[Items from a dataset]
————————
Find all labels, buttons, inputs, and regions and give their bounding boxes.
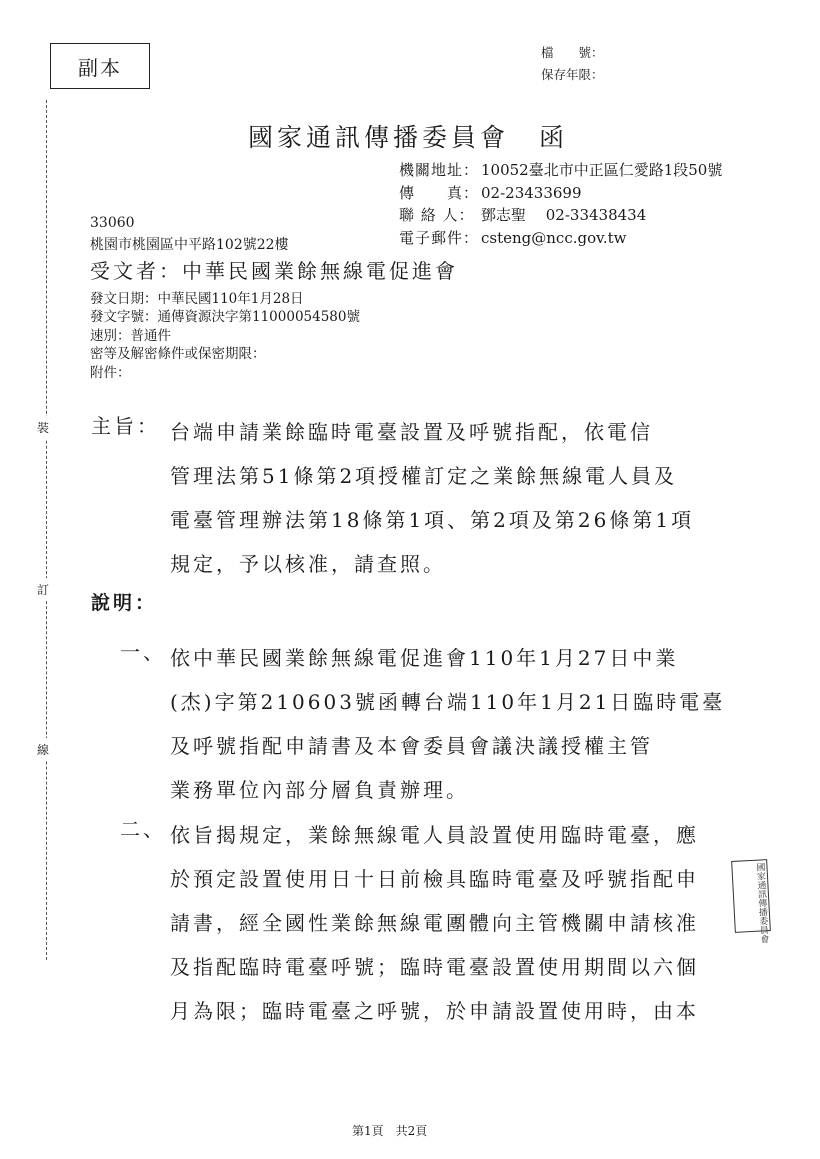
description-line: (杰)字第210603號函轉台端110年1月21日臨時電臺 (170, 690, 726, 714)
binding-mark-xian: 線 (37, 738, 49, 761)
sender-contact-label: 聯 絡 人： (399, 206, 475, 224)
subject-line: 管理法第51條第2項授權訂定之業餘無線電人員及 (170, 464, 678, 488)
document-number: 發文字號：通傳資源決字第11000054580號 (90, 309, 360, 326)
sender-address-label: 機關地址： (399, 161, 480, 179)
copy-label-box (50, 43, 150, 89)
sender-fax: 02-23433699 (481, 183, 582, 202)
description-line: 於預定設置使用日十日前檢具臨時電臺及呼號指配申 (170, 867, 699, 891)
agency-name: 國家通訊傳播委員會 (248, 123, 510, 152)
copy-label: 副本 (78, 55, 122, 80)
sender-contact: 鄧志聖 02-33438434 (481, 206, 647, 224)
sender-email-row (399, 227, 722, 250)
seal-stamp: 國家通訊傳播委員會 (731, 859, 771, 933)
description-line: 及呼號指配申請書及本會委員會議決議授權主管 (170, 734, 653, 758)
sender-email-label: 電子郵件： (399, 228, 480, 247)
delivery-speed: 速別：普通件 (90, 327, 171, 344)
subject-line: 台端申請業餘臨時電臺設置及呼號指配，依電信 (170, 420, 653, 444)
subject-line: 電臺管理辦法第18條第1項、第2項及第26條第1項 (170, 508, 695, 532)
recipient-zip: 33060 (90, 215, 135, 231)
recipient-address: 桃園市桃園區中平路102號22樓 (90, 237, 289, 253)
description-line: 依中華民國業餘無線電促進會110年1月27日中業 (170, 646, 679, 670)
description-line: 及指配臨時電臺呼號；臨時電臺設置使用期間以六個 (170, 955, 699, 979)
retention-period-label: 保存年限： (541, 67, 604, 82)
binding-mark-zhuang: 裝 (37, 416, 49, 439)
subject-label: 主旨： (91, 414, 160, 438)
document-meta (90, 290, 360, 382)
recipient-line: 受文者：中華民國業餘無線電促進會 (90, 259, 458, 283)
sender-info (399, 159, 722, 249)
subject-line: 規定，予以核准，請查照。 (170, 552, 446, 576)
description-line: 月為限；臨時電臺之呼號，於申請設置使用時，由本 (170, 999, 699, 1023)
description-line: 業務單位內部分層負責辦理。 (170, 778, 469, 802)
file-meta (541, 42, 604, 86)
sender-address: 10052臺北市中正區仁愛路1段50號 (481, 161, 723, 179)
file-number-label: 檔 號： (541, 45, 604, 60)
sender-contact-row (399, 204, 722, 227)
description-line: 依旨揭規定，業餘無線電人員設置使用臨時電臺，應 (170, 823, 699, 847)
document-title (248, 118, 568, 154)
description-item-1 (170, 636, 725, 812)
sender-fax-row (399, 182, 722, 205)
description-label: 說明： (91, 592, 158, 614)
description-item-number: 二、 (120, 817, 166, 841)
page-footer: 第1頁 共2頁 (352, 1124, 428, 1138)
sender-email: csteng@ncc.gov.tw (481, 228, 627, 247)
description-line: 請書，經全國性業餘無線電團體向主管機關申請核准 (170, 911, 699, 935)
binding-mark-ding: 訂 (37, 578, 49, 601)
document-type: 函 (539, 123, 569, 152)
description-item-2 (170, 813, 699, 1033)
issue-date: 發文日期：中華民國110年1月28日 (90, 291, 304, 307)
subject-body (170, 410, 694, 586)
sender-fax-label: 傳 真： (399, 183, 480, 202)
secrecy-level: 密等及解密條件或保密期限： (90, 346, 266, 363)
attachments: 附件： (90, 364, 131, 381)
binding-line (46, 100, 47, 960)
sender-address-row (399, 159, 722, 182)
description-item-number: 一、 (120, 640, 166, 664)
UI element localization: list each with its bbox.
————————
Problem: Please rewrite the records between the line holding "690, 726, 714)" and the line holding "description-line: 於預定設置使用日十日前檢具臨時電臺及呼號指配申 (170, 867, 699, 891)", inclusive, swapping "subject-line" for "subject-row" and leaving everything else unchanged. Return only those lines.

Exercise response:
description-line: (杰)字第210603號函轉台端110年1月21日臨時電臺 (170, 690, 726, 714)
binding-mark-xian: 線 (37, 738, 49, 761)
sender-contact-label: 聯 絡 人： (399, 206, 475, 224)
subject-row: 管理法第51條第2項授權訂定之業餘無線電人員及 (170, 464, 678, 488)
document-number: 發文字號：通傳資源決字第11000054580號 (90, 309, 360, 326)
sender-address-label: 機關地址： (399, 161, 480, 179)
copy-label-box (50, 43, 150, 89)
sender-fax: 02-23433699 (481, 183, 582, 202)
description-line: 於預定設置使用日十日前檢具臨時電臺及呼號指配申 (170, 867, 699, 891)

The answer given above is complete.